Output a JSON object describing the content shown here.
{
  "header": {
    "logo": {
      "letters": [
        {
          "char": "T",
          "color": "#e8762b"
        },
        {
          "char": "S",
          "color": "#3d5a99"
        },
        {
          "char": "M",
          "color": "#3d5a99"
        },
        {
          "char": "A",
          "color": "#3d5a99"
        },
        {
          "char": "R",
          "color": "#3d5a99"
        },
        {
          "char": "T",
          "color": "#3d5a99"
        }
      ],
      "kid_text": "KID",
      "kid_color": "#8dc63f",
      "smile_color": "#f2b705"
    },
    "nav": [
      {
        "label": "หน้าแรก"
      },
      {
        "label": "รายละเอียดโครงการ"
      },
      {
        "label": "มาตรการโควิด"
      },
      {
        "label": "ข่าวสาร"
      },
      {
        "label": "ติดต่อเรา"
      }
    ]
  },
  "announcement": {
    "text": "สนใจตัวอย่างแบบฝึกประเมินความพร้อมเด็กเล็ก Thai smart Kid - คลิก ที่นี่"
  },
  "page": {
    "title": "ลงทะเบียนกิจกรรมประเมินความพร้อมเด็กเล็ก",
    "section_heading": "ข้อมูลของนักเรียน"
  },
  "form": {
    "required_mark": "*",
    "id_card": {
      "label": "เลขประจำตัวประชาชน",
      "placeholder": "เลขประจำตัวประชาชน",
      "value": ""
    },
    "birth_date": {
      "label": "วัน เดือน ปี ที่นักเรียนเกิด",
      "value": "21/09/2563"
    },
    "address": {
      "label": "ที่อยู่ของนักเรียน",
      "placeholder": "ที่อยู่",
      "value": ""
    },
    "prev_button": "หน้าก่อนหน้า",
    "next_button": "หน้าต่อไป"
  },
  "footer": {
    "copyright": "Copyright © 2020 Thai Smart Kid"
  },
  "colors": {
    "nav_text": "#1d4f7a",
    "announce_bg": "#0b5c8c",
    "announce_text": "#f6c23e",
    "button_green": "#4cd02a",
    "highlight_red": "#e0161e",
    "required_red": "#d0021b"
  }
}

________________________

Work required: Copy all the records above exactly, missing none.

Complete answer:
Output a JSON object describing the content shown here.
{
  "header": {
    "logo": {
      "letters": [
        {
          "char": "T",
          "color": "#e8762b"
        },
        {
          "char": "S",
          "color": "#3d5a99"
        },
        {
          "char": "M",
          "color": "#3d5a99"
        },
        {
          "char": "A",
          "color": "#3d5a99"
        },
        {
          "char": "R",
          "color": "#3d5a99"
        },
        {
          "char": "T",
          "color": "#3d5a99"
        }
      ],
      "kid_text": "KID",
      "kid_color": "#8dc63f",
      "smile_color": "#f2b705"
    },
    "nav": [
      {
        "label": "หน้าแรก"
      },
      {
        "label": "รายละเอียดโครงการ"
      },
      {
        "label": "มาตรการโควิด"
      },
      {
        "label": "ข่าวสาร"
      },
      {
        "label": "ติดต่อเรา"
      }
    ]
  },
  "announcement": {
    "text": "สนใจตัวอย่างแบบฝึกประเมินความพร้อมเด็กเล็ก Thai smart Kid - คลิก ที่นี่"
  },
  "page": {
    "title": "ลงทะเบียนกิจกรรมประเมินความพร้อมเด็กเล็ก",
    "section_heading": "ข้อมูลของนักเรียน"
  },
  "form": {
    "required_mark": "*",
    "id_card": {
      "label": "เลขประจำตัวประชาชน",
      "placeholder": "เลขประจำตัวประชาชน",
      "value": ""
    },
    "birth_date": {
      "label": "วัน เดือน ปี ที่นักเรียนเกิด",
      "value": "21/09/2563"
    },
    "address": {
      "label": "ที่อยู่ของนักเรียน",
      "placeholder": "ที่อยู่",
      "value": ""
    },
    "prev_button": "หน้าก่อนหน้า",
    "next_button": "หน้าต่อไป"
  },
  "footer": {
    "copyright": "Copyright © 2020 Thai Smart Kid"
  },
  "colors": {
    "nav_text": "#1d4f7a",
    "announce_bg": "#0b5c8c",
    "announce_text": "#f6c23e",
    "button_green": "#4cd02a",
    "highlight_red": "#e0161e",
    "required_red": "#d0021b"
  }
}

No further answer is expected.